>> begin Data entries

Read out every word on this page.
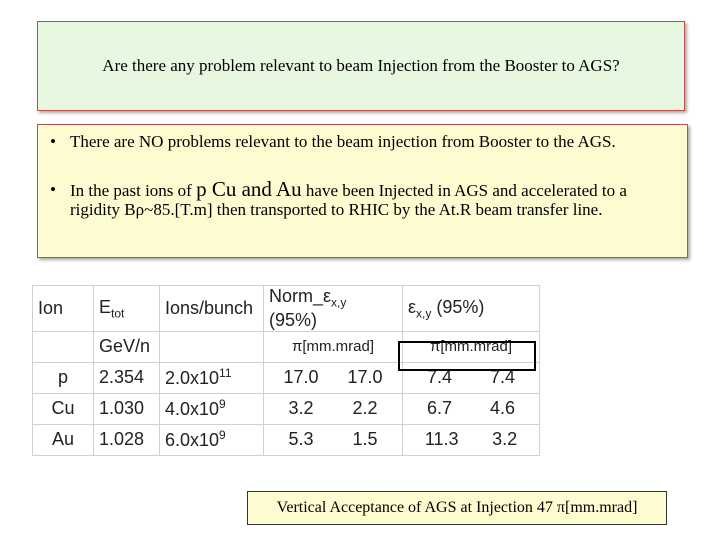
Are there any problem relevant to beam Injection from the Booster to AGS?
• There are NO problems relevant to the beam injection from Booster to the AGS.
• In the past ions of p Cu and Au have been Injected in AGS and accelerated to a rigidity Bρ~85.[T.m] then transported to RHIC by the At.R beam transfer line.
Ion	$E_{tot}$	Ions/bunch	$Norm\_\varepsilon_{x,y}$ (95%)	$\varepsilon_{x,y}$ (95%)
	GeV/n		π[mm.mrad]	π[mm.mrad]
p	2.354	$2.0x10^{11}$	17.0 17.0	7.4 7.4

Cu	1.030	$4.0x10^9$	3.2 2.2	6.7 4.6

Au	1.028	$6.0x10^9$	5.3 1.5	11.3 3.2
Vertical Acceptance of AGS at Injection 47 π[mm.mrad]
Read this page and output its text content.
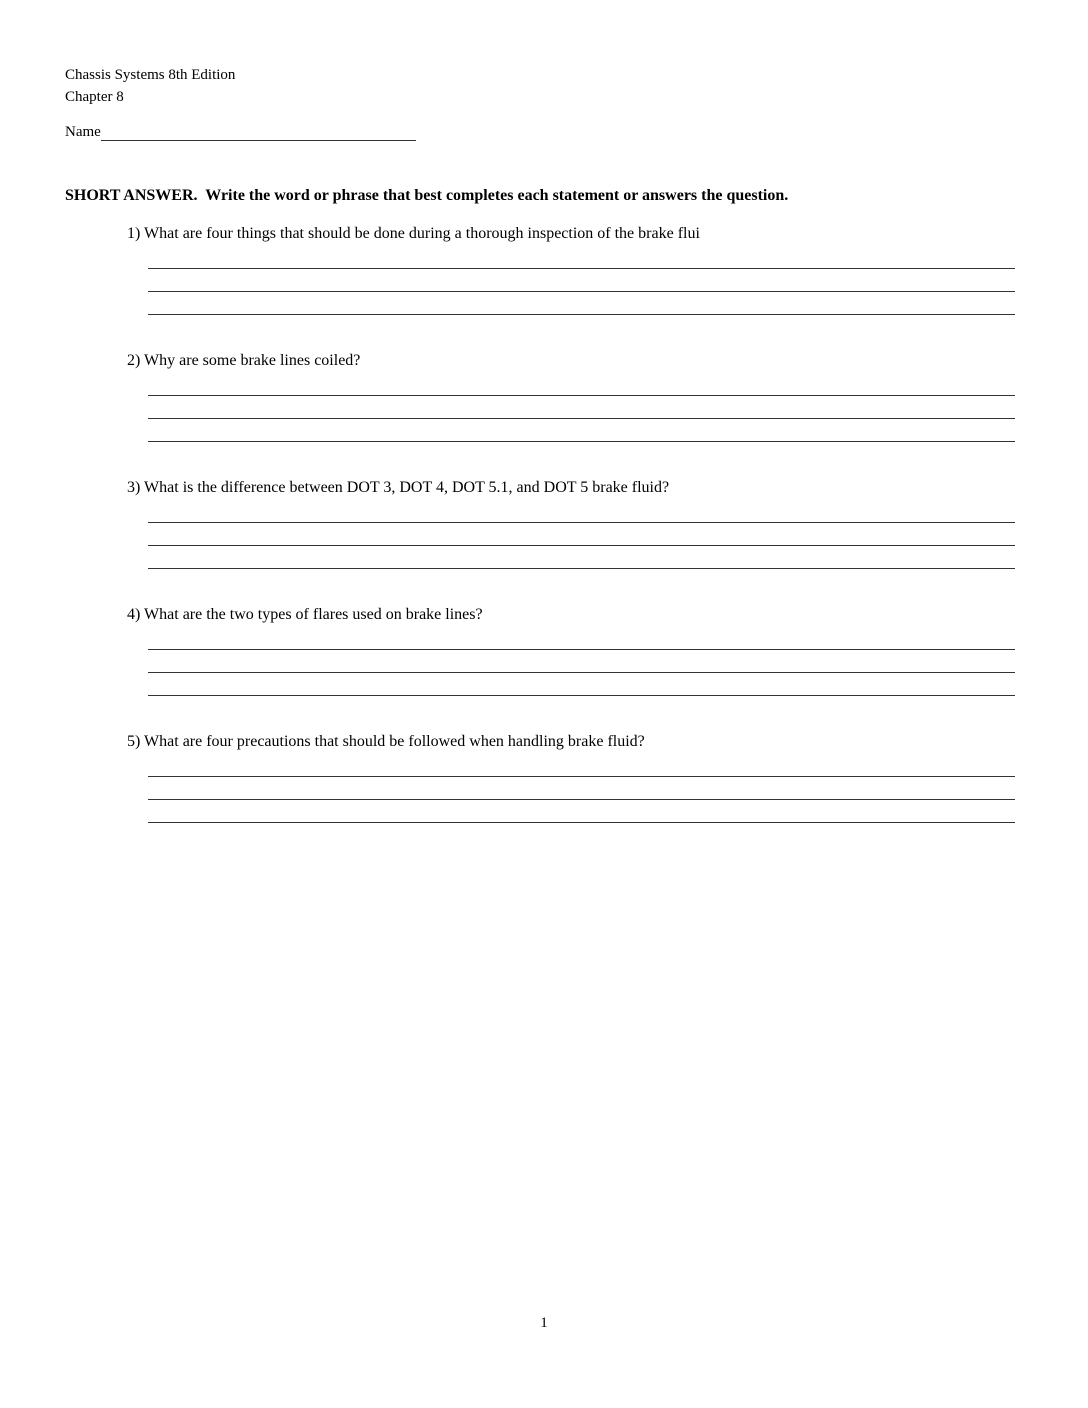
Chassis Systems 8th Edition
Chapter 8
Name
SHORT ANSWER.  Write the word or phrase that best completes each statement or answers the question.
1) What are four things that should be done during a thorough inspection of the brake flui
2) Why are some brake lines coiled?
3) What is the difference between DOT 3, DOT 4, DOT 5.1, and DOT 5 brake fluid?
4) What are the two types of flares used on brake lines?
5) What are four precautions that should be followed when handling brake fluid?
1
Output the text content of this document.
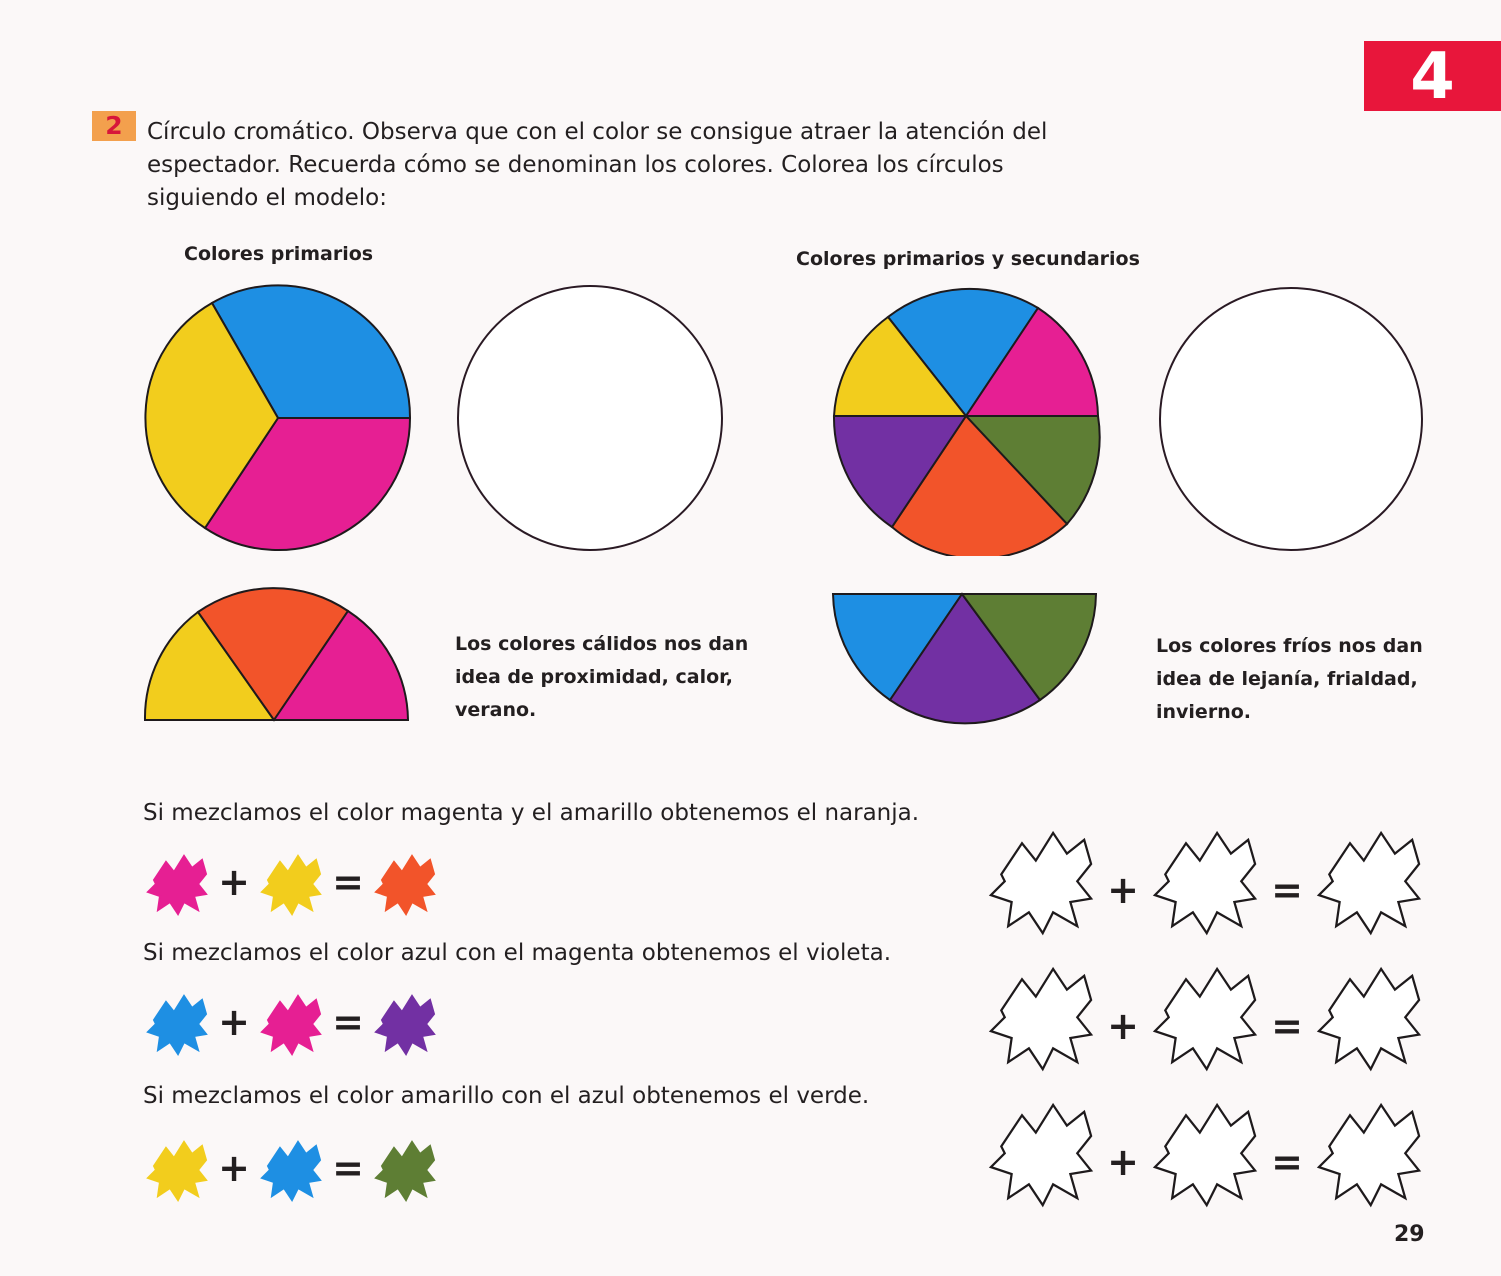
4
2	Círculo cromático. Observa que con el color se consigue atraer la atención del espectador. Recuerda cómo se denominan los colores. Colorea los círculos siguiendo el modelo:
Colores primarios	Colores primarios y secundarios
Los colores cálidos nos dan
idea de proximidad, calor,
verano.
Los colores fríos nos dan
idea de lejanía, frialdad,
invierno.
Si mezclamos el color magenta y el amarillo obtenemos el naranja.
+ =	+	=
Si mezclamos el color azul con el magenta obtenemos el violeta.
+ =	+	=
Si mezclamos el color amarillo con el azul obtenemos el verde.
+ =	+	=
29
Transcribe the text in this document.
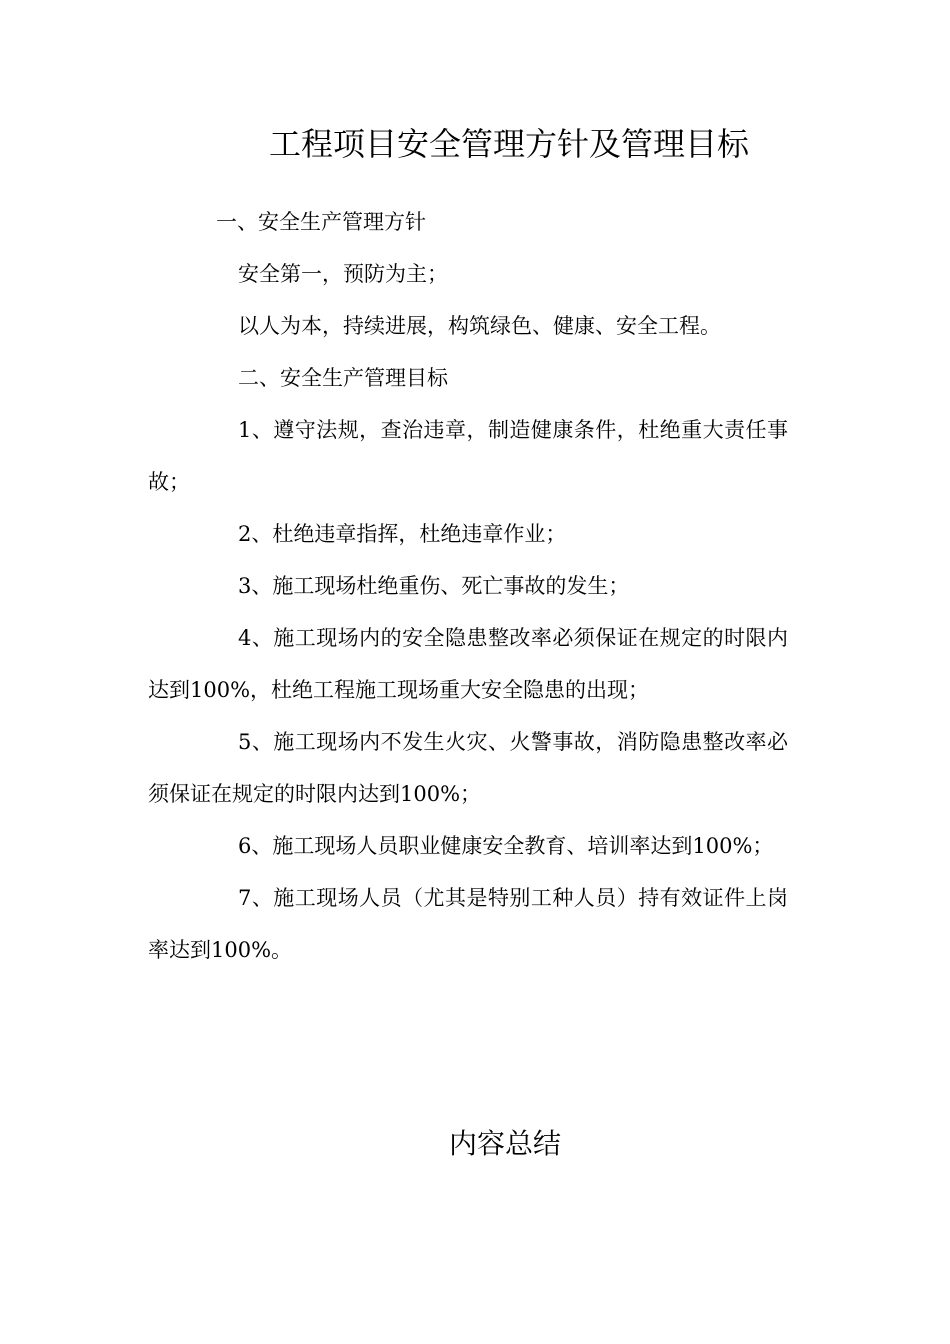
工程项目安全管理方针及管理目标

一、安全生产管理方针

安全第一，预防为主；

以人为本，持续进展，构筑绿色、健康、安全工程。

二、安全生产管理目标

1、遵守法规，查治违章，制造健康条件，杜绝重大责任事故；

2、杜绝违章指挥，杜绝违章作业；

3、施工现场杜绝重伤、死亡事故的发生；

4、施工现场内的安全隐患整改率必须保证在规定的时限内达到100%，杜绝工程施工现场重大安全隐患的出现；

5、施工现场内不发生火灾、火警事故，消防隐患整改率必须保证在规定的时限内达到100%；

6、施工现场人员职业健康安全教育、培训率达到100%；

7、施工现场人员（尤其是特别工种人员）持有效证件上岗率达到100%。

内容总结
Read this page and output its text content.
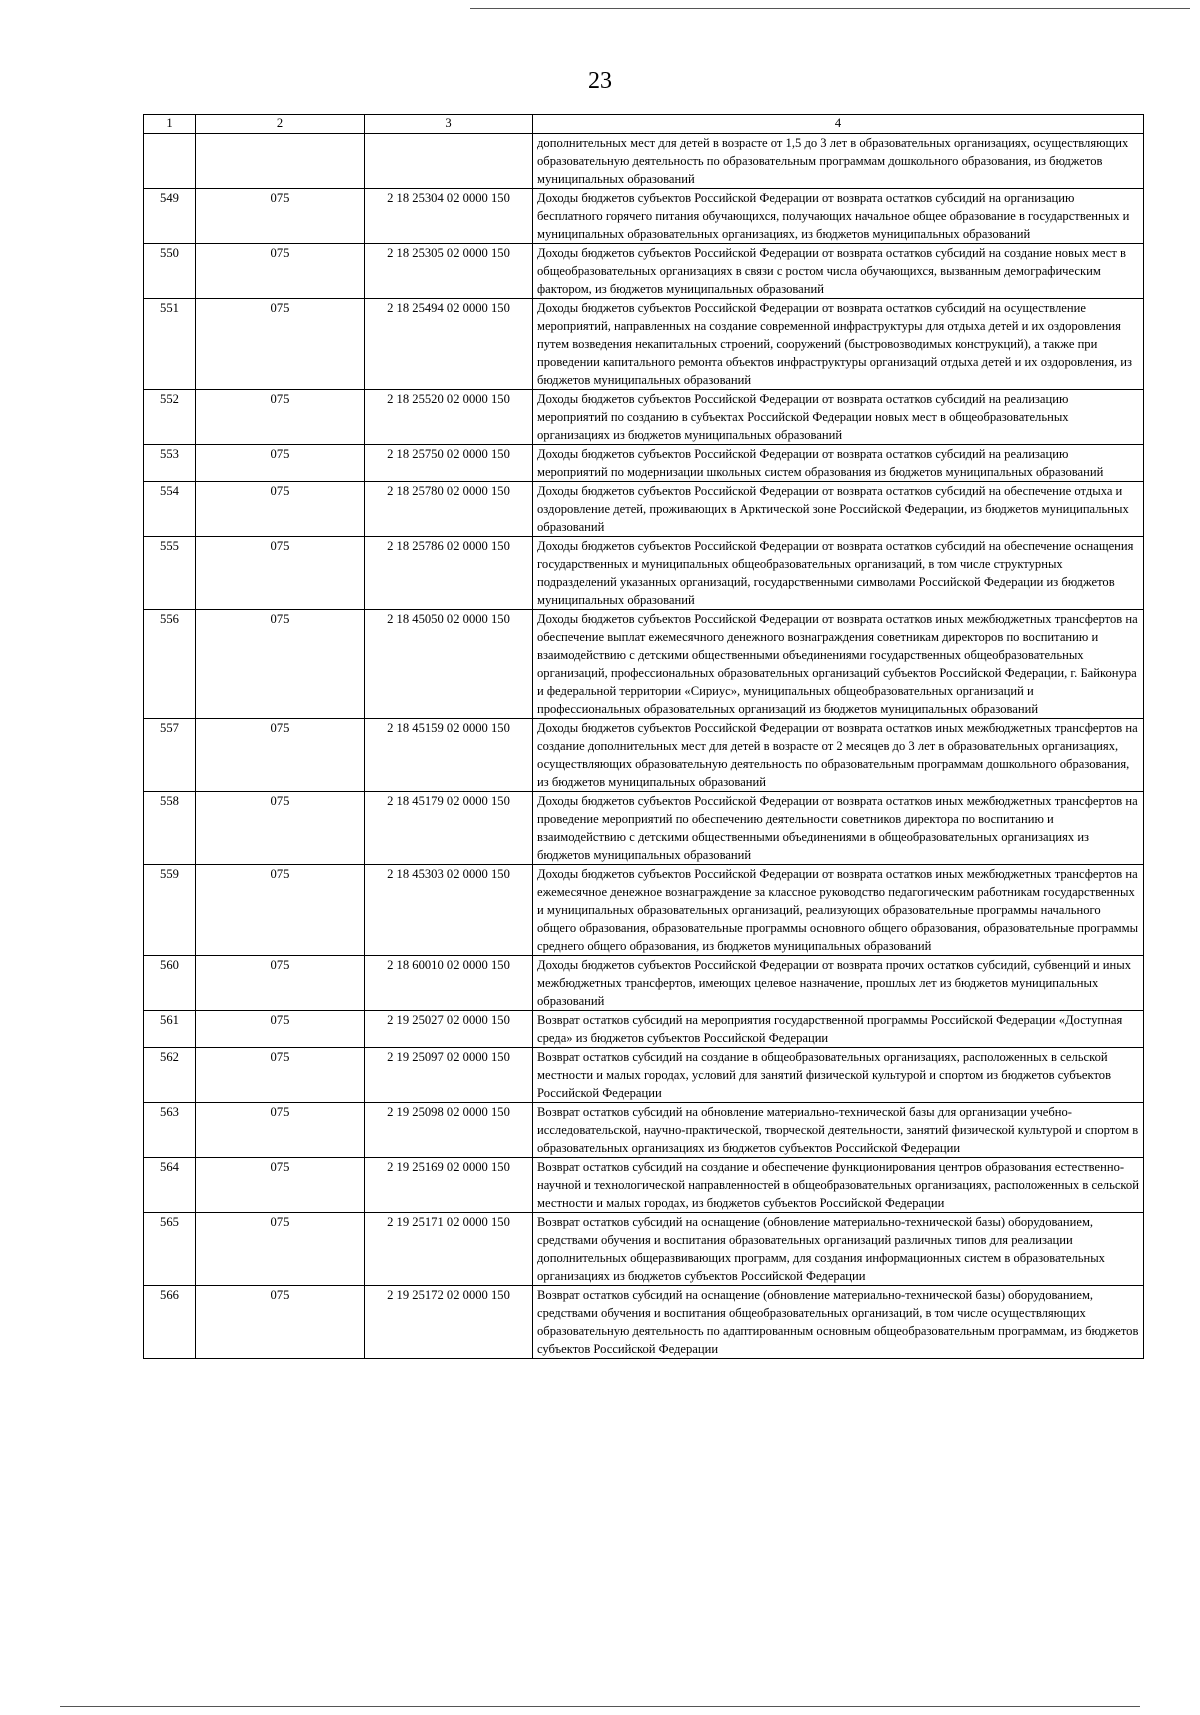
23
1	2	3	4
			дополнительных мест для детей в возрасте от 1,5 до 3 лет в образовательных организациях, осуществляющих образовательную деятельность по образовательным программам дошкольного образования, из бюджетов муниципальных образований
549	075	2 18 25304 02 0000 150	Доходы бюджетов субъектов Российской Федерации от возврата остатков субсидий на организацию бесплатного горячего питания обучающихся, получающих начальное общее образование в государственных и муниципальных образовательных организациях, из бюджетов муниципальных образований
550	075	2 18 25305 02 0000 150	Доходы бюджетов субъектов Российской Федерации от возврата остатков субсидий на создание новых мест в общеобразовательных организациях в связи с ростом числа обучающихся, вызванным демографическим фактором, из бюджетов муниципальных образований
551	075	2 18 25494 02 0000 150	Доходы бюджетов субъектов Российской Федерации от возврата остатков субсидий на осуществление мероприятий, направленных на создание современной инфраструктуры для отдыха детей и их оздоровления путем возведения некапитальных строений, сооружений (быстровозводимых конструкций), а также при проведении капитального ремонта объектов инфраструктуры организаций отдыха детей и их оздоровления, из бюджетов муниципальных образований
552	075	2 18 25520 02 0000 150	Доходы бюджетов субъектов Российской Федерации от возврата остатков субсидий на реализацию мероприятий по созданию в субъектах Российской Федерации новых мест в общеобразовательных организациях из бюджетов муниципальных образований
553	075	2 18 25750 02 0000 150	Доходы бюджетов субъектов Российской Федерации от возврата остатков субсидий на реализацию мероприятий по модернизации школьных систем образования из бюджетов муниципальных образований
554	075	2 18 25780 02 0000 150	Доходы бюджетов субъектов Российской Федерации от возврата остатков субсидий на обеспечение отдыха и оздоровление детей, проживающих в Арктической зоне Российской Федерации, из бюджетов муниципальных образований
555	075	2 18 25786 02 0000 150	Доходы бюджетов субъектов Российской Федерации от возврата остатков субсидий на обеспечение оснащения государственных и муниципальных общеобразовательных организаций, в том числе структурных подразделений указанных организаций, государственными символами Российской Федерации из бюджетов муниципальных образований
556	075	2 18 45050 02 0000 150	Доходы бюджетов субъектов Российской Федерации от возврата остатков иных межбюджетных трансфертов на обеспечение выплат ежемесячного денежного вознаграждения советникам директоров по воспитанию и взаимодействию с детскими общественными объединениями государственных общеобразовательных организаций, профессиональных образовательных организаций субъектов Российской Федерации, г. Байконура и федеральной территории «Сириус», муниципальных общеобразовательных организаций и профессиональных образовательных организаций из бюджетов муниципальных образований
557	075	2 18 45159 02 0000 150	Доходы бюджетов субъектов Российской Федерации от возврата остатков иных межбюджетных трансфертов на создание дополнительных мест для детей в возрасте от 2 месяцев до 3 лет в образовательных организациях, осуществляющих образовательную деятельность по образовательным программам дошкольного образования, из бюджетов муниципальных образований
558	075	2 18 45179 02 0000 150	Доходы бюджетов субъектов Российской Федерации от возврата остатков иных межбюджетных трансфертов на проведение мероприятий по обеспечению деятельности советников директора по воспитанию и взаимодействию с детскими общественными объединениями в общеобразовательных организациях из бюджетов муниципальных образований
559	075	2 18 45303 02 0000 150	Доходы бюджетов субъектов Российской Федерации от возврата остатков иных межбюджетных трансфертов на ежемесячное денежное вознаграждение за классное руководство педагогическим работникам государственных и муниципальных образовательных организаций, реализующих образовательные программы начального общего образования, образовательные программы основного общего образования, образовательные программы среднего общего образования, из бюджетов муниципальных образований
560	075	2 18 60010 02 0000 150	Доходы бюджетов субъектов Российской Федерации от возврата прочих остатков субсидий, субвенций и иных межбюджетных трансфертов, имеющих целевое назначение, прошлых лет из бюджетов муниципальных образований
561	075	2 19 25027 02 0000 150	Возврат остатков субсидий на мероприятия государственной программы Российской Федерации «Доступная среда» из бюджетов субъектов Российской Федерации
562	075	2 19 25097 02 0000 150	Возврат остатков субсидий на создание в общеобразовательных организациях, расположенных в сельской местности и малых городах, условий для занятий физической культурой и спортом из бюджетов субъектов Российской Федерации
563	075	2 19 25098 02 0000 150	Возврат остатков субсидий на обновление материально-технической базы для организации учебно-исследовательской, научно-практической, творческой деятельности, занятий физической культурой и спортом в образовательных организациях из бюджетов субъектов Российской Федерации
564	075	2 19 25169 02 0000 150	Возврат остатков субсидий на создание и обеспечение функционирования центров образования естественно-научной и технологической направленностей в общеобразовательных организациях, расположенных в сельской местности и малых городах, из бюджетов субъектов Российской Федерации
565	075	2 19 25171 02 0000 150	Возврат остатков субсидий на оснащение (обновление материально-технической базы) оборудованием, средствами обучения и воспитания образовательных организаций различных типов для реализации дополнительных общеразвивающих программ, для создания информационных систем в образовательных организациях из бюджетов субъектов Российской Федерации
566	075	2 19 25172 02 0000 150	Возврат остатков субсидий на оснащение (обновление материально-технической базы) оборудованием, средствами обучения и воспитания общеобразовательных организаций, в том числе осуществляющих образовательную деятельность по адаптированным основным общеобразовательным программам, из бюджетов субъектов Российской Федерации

>> end Data entries

**What the task requires:** From the entries above, return each line with the word "воспитанию" in it.

**Result of this task:**
556	075	2 18 45050 02 0000 150	Доходы бюджетов субъектов Российской Федерации от возврата остатков иных межбюджетных трансфертов на обеспечение выплат ежемесячного денежного вознаграждения советникам директоров по воспитанию и взаимодействию с детскими общественными объединениями государственных общеобразовательных организаций, профессиональных образовательных организаций субъектов Российской Федерации, г. Байконура и федеральной территории «Сириус», муниципальных общеобразовательных организаций и профессиональных образовательных организаций из бюджетов муниципальных образований
558	075	2 18 45179 02 0000 150	Доходы бюджетов субъектов Российской Федерации от возврата остатков иных межбюджетных трансфертов на проведение мероприятий по обеспечению деятельности советников директора по воспитанию и взаимодействию с детскими общественными объединениями в общеобразовательных организациях из бюджетов муниципальных образований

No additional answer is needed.